Start of EXERCISE INPUTS

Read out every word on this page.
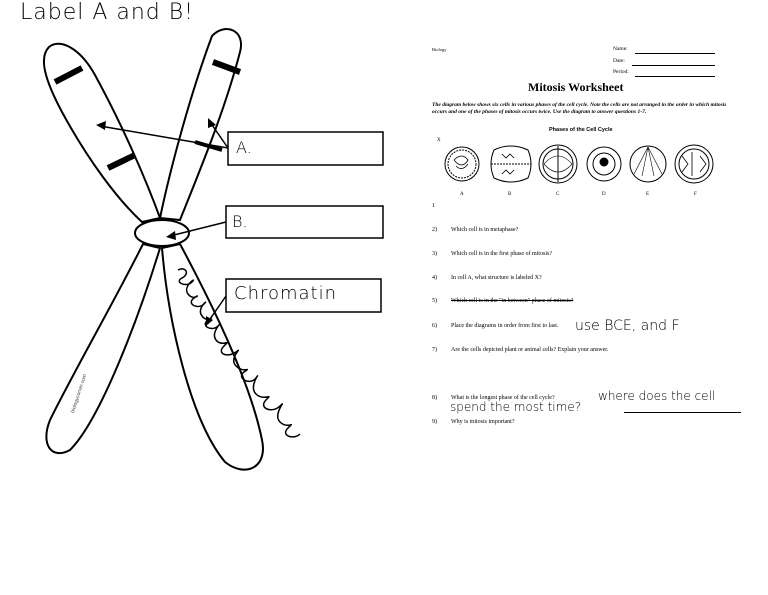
Label A and B!
A.
B.
Chromatin
biologycorner.com
Biology	Name:
Date:
Period:
Mitosis Worksheet
The diagram below shows six cells in various phases of the cell cycle. Note the cells are not arranged in the order in which mitosis occurs and one of the phases of mitosis occurs twice. Use the diagram to answer questions 1-7.
Phases of the Cell Cycle
X
A	B	C	D	E	F
1
2) Which cell is in metaphase?
3) Which cell is in the first phase of mitosis?
4) In cell A, what structure is labeled X?
5) Which cell is in the "in between" phase of mitosis?
6) Place the diagrams in order from first to last. use BCE, and F
7) Are the cells depicted plant or animal cells? Explain your answer.
8) What is the longest phase of the cell cycle?	where does the cell
spend the most time?
9) Why is mitosis important?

End of EXERCISE INPUTS

Recreate the listing above word for word, dropping each picture it contains.

Read out every word on this page.
Label A and B!
A.
B.
Chromatin
biologycorner.com
Biology	Name:
Date:
Period:
Mitosis Worksheet
The diagram below shows six cells in various phases of the cell cycle. Note the cells are not arranged in the order in which mitosis occurs and one of the phases of mitosis occurs twice. Use the diagram to answer questions 1-7.
Phases of the Cell Cycle
X
A	B	C	D	E	F
1
2) Which cell is in metaphase?
3) Which cell is in the first phase of mitosis?
4) In cell A, what structure is labeled X?
5) Which cell is in the "in between" phase of mitosis?
6) Place the diagrams in order from first to last. use BCE, and F
7) Are the cells depicted plant or animal cells? Explain your answer.
8) What is the longest phase of the cell cycle?	where does the cell
spend the most time?
9) Why is mitosis important?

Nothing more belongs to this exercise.